> **Do this**: Type out every line below exactly as it reads.
— START —
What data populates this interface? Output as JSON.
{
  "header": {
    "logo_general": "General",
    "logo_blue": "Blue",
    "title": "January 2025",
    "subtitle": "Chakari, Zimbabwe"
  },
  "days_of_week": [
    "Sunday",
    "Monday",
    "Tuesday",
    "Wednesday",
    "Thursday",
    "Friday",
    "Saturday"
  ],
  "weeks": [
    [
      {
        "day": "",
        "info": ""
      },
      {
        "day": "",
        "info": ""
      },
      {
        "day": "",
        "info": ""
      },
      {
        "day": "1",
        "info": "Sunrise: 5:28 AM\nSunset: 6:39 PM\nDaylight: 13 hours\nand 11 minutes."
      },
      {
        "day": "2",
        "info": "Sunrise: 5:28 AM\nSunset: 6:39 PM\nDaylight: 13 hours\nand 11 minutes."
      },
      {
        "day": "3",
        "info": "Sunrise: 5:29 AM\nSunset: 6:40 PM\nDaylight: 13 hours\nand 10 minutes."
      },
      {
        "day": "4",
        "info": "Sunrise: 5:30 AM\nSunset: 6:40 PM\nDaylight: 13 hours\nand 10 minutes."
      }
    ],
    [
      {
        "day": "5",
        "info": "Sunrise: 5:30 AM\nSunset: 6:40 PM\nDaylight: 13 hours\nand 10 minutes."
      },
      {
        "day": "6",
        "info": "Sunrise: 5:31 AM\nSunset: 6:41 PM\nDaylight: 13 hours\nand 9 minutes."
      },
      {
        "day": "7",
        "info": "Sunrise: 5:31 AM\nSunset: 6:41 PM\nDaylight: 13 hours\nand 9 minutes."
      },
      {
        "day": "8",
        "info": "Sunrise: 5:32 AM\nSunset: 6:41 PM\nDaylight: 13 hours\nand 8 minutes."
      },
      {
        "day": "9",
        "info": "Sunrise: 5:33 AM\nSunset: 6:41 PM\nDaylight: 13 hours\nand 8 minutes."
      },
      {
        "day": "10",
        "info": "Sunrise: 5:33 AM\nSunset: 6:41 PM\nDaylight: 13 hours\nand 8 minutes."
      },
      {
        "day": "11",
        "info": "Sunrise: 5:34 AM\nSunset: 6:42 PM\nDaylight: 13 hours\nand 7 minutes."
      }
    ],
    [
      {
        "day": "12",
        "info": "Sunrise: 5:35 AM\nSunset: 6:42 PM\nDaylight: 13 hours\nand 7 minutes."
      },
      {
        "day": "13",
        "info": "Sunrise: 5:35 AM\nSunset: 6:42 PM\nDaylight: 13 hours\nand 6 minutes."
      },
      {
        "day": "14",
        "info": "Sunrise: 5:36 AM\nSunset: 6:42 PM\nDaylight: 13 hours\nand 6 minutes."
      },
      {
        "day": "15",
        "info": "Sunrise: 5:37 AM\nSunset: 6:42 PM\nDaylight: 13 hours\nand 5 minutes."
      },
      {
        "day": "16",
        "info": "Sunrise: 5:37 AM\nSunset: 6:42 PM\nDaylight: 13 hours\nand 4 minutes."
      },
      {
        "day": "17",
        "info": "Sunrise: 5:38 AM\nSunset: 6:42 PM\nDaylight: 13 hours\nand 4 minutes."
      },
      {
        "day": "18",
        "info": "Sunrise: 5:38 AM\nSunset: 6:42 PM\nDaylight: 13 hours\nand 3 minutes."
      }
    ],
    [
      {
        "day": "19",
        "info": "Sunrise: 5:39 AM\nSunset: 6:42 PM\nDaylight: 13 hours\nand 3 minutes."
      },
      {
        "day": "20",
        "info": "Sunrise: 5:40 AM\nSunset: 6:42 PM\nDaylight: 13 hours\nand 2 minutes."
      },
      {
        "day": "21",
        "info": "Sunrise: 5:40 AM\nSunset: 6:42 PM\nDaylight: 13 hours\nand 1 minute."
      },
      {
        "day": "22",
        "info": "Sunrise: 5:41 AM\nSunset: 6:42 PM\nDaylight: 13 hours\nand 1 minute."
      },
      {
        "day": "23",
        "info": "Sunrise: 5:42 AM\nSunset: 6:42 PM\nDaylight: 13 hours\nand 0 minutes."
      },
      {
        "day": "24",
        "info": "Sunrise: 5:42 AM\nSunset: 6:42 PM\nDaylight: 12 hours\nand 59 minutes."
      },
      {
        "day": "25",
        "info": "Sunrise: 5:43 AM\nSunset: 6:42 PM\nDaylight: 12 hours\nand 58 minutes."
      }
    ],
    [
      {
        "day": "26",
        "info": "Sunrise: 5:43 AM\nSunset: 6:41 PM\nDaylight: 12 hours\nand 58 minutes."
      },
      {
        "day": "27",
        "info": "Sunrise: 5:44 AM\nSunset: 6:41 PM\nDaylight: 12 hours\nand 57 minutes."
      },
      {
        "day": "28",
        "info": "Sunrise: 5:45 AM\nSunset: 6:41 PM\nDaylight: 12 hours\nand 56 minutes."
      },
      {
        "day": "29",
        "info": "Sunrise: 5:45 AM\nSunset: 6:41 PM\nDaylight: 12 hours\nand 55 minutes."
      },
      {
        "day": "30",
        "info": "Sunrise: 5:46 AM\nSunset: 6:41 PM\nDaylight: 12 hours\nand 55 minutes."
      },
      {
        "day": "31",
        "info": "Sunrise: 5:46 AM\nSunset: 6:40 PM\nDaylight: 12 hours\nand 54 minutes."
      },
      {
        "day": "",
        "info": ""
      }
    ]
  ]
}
— END —
> **The output**:
What data populates this interface? Output as JSON.
{
  "header": {
    "logo_general": "General",
    "logo_blue": "Blue",
    "title": "January 2025",
    "subtitle": "Chakari, Zimbabwe"
  },
  "days_of_week": [
    "Sunday",
    "Monday",
    "Tuesday",
    "Wednesday",
    "Thursday",
    "Friday",
    "Saturday"
  ],
  "weeks": [
    [
      {
        "day": "",
        "info": ""
      },
      {
        "day": "",
        "info": ""
      },
      {
        "day": "",
        "info": ""
      },
      {
        "day": "1",
        "info": "Sunrise: 5:28 AM\nSunset: 6:39 PM\nDaylight: 13 hours\nand 11 minutes."
      },
      {
        "day": "2",
        "info": "Sunrise: 5:28 AM\nSunset: 6:39 PM\nDaylight: 13 hours\nand 11 minutes."
      },
      {
        "day": "3",
        "info": "Sunrise: 5:29 AM\nSunset: 6:40 PM\nDaylight: 13 hours\nand 10 minutes."
      },
      {
        "day": "4",
        "info": "Sunrise: 5:30 AM\nSunset: 6:40 PM\nDaylight: 13 hours\nand 10 minutes."
      }
    ],
    [
      {
        "day": "5",
        "info": "Sunrise: 5:30 AM\nSunset: 6:40 PM\nDaylight: 13 hours\nand 10 minutes."
      },
      {
        "day": "6",
        "info": "Sunrise: 5:31 AM\nSunset: 6:41 PM\nDaylight: 13 hours\nand 9 minutes."
      },
      {
        "day": "7",
        "info": "Sunrise: 5:31 AM\nSunset: 6:41 PM\nDaylight: 13 hours\nand 9 minutes."
      },
      {
        "day": "8",
        "info": "Sunrise: 5:32 AM\nSunset: 6:41 PM\nDaylight: 13 hours\nand 8 minutes."
      },
      {
        "day": "9",
        "info": "Sunrise: 5:33 AM\nSunset: 6:41 PM\nDaylight: 13 hours\nand 8 minutes."
      },
      {
        "day": "10",
        "info": "Sunrise: 5:33 AM\nSunset: 6:41 PM\nDaylight: 13 hours\nand 8 minutes."
      },
      {
        "day": "11",
        "info": "Sunrise: 5:34 AM\nSunset: 6:42 PM\nDaylight: 13 hours\nand 7 minutes."
      }
    ],
    [
      {
        "day": "12",
        "info": "Sunrise: 5:35 AM\nSunset: 6:42 PM\nDaylight: 13 hours\nand 7 minutes."
      },
      {
        "day": "13",
        "info": "Sunrise: 5:35 AM\nSunset: 6:42 PM\nDaylight: 13 hours\nand 6 minutes."
      },
      {
        "day": "14",
        "info": "Sunrise: 5:36 AM\nSunset: 6:42 PM\nDaylight: 13 hours\nand 6 minutes."
      },
      {
        "day": "15",
        "info": "Sunrise: 5:37 AM\nSunset: 6:42 PM\nDaylight: 13 hours\nand 5 minutes."
      },
      {
        "day": "16",
        "info": "Sunrise: 5:37 AM\nSunset: 6:42 PM\nDaylight: 13 hours\nand 4 minutes."
      },
      {
        "day": "17",
        "info": "Sunrise: 5:38 AM\nSunset: 6:42 PM\nDaylight: 13 hours\nand 4 minutes."
      },
      {
        "day": "18",
        "info": "Sunrise: 5:38 AM\nSunset: 6:42 PM\nDaylight: 13 hours\nand 3 minutes."
      }
    ],
    [
      {
        "day": "19",
        "info": "Sunrise: 5:39 AM\nSunset: 6:42 PM\nDaylight: 13 hours\nand 3 minutes."
      },
      {
        "day": "20",
        "info": "Sunrise: 5:40 AM\nSunset: 6:42 PM\nDaylight: 13 hours\nand 2 minutes."
      },
      {
        "day": "21",
        "info": "Sunrise: 5:40 AM\nSunset: 6:42 PM\nDaylight: 13 hours\nand 1 minute."
      },
      {
        "day": "22",
        "info": "Sunrise: 5:41 AM\nSunset: 6:42 PM\nDaylight: 13 hours\nand 1 minute."
      },
      {
        "day": "23",
        "info": "Sunrise: 5:42 AM\nSunset: 6:42 PM\nDaylight: 13 hours\nand 0 minutes."
      },
      {
        "day": "24",
        "info": "Sunrise: 5:42 AM\nSunset: 6:42 PM\nDaylight: 12 hours\nand 59 minutes."
      },
      {
        "day": "25",
        "info": "Sunrise: 5:43 AM\nSunset: 6:42 PM\nDaylight: 12 hours\nand 58 minutes."
      }
    ],
    [
      {
        "day": "26",
        "info": "Sunrise: 5:43 AM\nSunset: 6:41 PM\nDaylight: 12 hours\nand 58 minutes."
      },
      {
        "day": "27",
        "info": "Sunrise: 5:44 AM\nSunset: 6:41 PM\nDaylight: 12 hours\nand 57 minutes."
      },
      {
        "day": "28",
        "info": "Sunrise: 5:45 AM\nSunset: 6:41 PM\nDaylight: 12 hours\nand 56 minutes."
      },
      {
        "day": "29",
        "info": "Sunrise: 5:45 AM\nSunset: 6:41 PM\nDaylight: 12 hours\nand 55 minutes."
      },
      {
        "day": "30",
        "info": "Sunrise: 5:46 AM\nSunset: 6:41 PM\nDaylight: 12 hours\nand 55 minutes."
      },
      {
        "day": "31",
        "info": "Sunrise: 5:46 AM\nSunset: 6:40 PM\nDaylight: 12 hours\nand 54 minutes."
      },
      {
        "day": "",
        "info": ""
      }
    ]
  ]
}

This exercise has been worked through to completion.